--- BEGIN INPUT ---
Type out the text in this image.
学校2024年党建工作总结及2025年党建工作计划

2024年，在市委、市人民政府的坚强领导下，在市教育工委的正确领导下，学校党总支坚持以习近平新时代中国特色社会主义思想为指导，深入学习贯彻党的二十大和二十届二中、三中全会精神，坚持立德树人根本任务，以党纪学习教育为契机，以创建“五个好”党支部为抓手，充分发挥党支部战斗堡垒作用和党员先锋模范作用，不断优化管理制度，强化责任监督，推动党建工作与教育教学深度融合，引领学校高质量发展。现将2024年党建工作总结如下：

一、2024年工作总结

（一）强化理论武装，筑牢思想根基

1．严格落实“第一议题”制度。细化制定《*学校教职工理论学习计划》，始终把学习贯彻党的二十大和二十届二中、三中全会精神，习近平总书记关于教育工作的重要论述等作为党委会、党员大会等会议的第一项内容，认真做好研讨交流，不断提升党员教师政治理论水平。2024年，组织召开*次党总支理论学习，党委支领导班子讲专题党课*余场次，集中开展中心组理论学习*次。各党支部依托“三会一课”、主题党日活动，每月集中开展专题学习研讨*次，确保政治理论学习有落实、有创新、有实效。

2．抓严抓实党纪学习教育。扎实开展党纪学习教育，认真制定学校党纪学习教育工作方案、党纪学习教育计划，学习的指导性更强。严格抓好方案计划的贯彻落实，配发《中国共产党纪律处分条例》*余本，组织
--- END INPUT ---
WORK INSTRUCTIONS ::
Retype all of the entries precisely as they are.

SOLUTION TO THE EXERCISE ::
Type out the text in this image.
学校2024年党建工作总结及2025年党建工作计划

2024年，在市委、市人民政府的坚强领导下，在市教育工委的正确领导下，学校党总支坚持以习近平新时代中国特色社会主义思想为指导，深入学习贯彻党的二十大和二十届二中、三中全会精神，坚持立德树人根本任务，以党纪学习教育为契机，以创建“五个好”党支部为抓手，充分发挥党支部战斗堡垒作用和党员先锋模范作用，不断优化管理制度，强化责任监督，推动党建工作与教育教学深度融合，引领学校高质量发展。现将2024年党建工作总结如下：

一、2024年工作总结

（一）强化理论武装，筑牢思想根基

1．严格落实“第一议题”制度。细化制定《*学校教职工理论学习计划》，始终把学习贯彻党的二十大和二十届二中、三中全会精神，习近平总书记关于教育工作的重要论述等作为党委会、党员大会等会议的第一项内容，认真做好研讨交流，不断提升党员教师政治理论水平。2024年，组织召开*次党总支理论学习，党委支领导班子讲专题党课*余场次，集中开展中心组理论学习*次。各党支部依托“三会一课”、主题党日活动，每月集中开展专题学习研讨*次，确保政治理论学习有落实、有创新、有实效。

2．抓严抓实党纪学习教育。扎实开展党纪学习教育，认真制定学校党纪学习教育工作方案、党纪学习教育计划，学习的指导性更强。严格抓好方案计划的贯彻落实，配发《中国共产党纪律处分条例》*余本，组织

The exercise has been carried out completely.